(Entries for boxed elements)
....................
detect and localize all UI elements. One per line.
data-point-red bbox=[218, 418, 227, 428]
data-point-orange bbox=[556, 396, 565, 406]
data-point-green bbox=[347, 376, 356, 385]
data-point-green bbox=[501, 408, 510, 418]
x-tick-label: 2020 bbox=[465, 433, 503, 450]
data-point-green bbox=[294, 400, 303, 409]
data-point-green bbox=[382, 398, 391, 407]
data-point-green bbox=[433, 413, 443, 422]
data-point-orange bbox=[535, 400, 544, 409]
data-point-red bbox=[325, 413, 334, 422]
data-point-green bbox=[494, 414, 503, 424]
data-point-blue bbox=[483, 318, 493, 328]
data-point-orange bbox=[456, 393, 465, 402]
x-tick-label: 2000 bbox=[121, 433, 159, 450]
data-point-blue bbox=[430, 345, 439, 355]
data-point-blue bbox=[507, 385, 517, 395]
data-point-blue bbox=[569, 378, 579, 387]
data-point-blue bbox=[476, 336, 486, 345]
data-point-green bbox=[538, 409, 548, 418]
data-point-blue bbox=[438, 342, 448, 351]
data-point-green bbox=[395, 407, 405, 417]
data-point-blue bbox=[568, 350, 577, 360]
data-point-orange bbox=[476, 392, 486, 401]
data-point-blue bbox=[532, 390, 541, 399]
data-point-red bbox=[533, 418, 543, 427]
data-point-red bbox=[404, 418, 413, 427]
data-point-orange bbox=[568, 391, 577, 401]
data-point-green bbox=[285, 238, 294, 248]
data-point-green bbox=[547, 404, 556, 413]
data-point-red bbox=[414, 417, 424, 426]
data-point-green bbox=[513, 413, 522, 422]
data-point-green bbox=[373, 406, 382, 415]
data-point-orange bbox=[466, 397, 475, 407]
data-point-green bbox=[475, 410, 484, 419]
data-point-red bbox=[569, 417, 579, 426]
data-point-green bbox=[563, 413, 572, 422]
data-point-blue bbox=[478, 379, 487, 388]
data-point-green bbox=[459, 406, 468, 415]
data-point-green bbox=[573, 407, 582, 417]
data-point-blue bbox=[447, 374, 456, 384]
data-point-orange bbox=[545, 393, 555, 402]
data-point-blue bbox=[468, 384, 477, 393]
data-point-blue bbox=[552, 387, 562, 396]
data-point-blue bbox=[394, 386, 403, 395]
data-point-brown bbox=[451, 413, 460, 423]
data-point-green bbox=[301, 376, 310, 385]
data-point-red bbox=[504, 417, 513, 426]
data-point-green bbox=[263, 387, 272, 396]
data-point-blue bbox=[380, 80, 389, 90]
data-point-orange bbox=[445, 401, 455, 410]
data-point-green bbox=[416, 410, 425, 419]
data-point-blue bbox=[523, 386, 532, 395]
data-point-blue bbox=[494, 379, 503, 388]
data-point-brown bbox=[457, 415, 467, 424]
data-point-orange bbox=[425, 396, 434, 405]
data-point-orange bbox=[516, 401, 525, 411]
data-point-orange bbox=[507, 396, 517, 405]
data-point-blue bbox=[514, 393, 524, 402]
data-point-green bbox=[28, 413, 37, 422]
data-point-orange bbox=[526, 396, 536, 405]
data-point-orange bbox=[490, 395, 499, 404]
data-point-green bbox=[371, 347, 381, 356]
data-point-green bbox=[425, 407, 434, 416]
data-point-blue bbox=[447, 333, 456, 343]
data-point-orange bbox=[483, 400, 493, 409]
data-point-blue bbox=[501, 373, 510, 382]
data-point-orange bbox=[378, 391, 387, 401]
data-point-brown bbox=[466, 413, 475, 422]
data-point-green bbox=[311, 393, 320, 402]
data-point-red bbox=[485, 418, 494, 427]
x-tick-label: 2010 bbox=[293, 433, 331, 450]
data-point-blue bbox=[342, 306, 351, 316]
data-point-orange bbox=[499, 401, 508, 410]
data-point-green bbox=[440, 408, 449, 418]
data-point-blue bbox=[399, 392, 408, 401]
....................
**Given exercise**
Reproduce the data word for word, from its first line down to and including the line that contains "data-point-red bbox=[504, 417, 513, 426]".

**Exercise response**
detect and localize all UI elements. One per line.
data-point-red bbox=[218, 418, 227, 428]
data-point-orange bbox=[556, 396, 565, 406]
data-point-green bbox=[347, 376, 356, 385]
data-point-green bbox=[501, 408, 510, 418]
x-tick-label: 2020 bbox=[465, 433, 503, 450]
data-point-green bbox=[294, 400, 303, 409]
data-point-green bbox=[382, 398, 391, 407]
data-point-green bbox=[433, 413, 443, 422]
data-point-orange bbox=[535, 400, 544, 409]
data-point-red bbox=[325, 413, 334, 422]
data-point-green bbox=[494, 414, 503, 424]
data-point-blue bbox=[483, 318, 493, 328]
data-point-orange bbox=[456, 393, 465, 402]
x-tick-label: 2000 bbox=[121, 433, 159, 450]
data-point-blue bbox=[430, 345, 439, 355]
data-point-blue bbox=[507, 385, 517, 395]
data-point-blue bbox=[569, 378, 579, 387]
data-point-blue bbox=[476, 336, 486, 345]
data-point-green bbox=[538, 409, 548, 418]
data-point-blue bbox=[438, 342, 448, 351]
data-point-green bbox=[395, 407, 405, 417]
data-point-blue bbox=[568, 350, 577, 360]
data-point-orange bbox=[476, 392, 486, 401]
data-point-blue bbox=[532, 390, 541, 399]
data-point-red bbox=[533, 418, 543, 427]
data-point-red bbox=[404, 418, 413, 427]
data-point-orange bbox=[568, 391, 577, 401]
data-point-green bbox=[285, 238, 294, 248]
data-point-green bbox=[547, 404, 556, 413]
data-point-red bbox=[414, 417, 424, 426]
data-point-green bbox=[513, 413, 522, 422]
data-point-green bbox=[373, 406, 382, 415]
data-point-orange bbox=[466, 397, 475, 407]
data-point-green bbox=[475, 410, 484, 419]
data-point-red bbox=[569, 417, 579, 426]
data-point-green bbox=[563, 413, 572, 422]
data-point-blue bbox=[478, 379, 487, 388]
data-point-green bbox=[459, 406, 468, 415]
data-point-green bbox=[573, 407, 582, 417]
data-point-blue bbox=[447, 374, 456, 384]
data-point-orange bbox=[545, 393, 555, 402]
data-point-blue bbox=[468, 384, 477, 393]
data-point-blue bbox=[552, 387, 562, 396]
data-point-blue bbox=[394, 386, 403, 395]
data-point-brown bbox=[451, 413, 460, 423]
data-point-green bbox=[301, 376, 310, 385]
data-point-red bbox=[504, 417, 513, 426]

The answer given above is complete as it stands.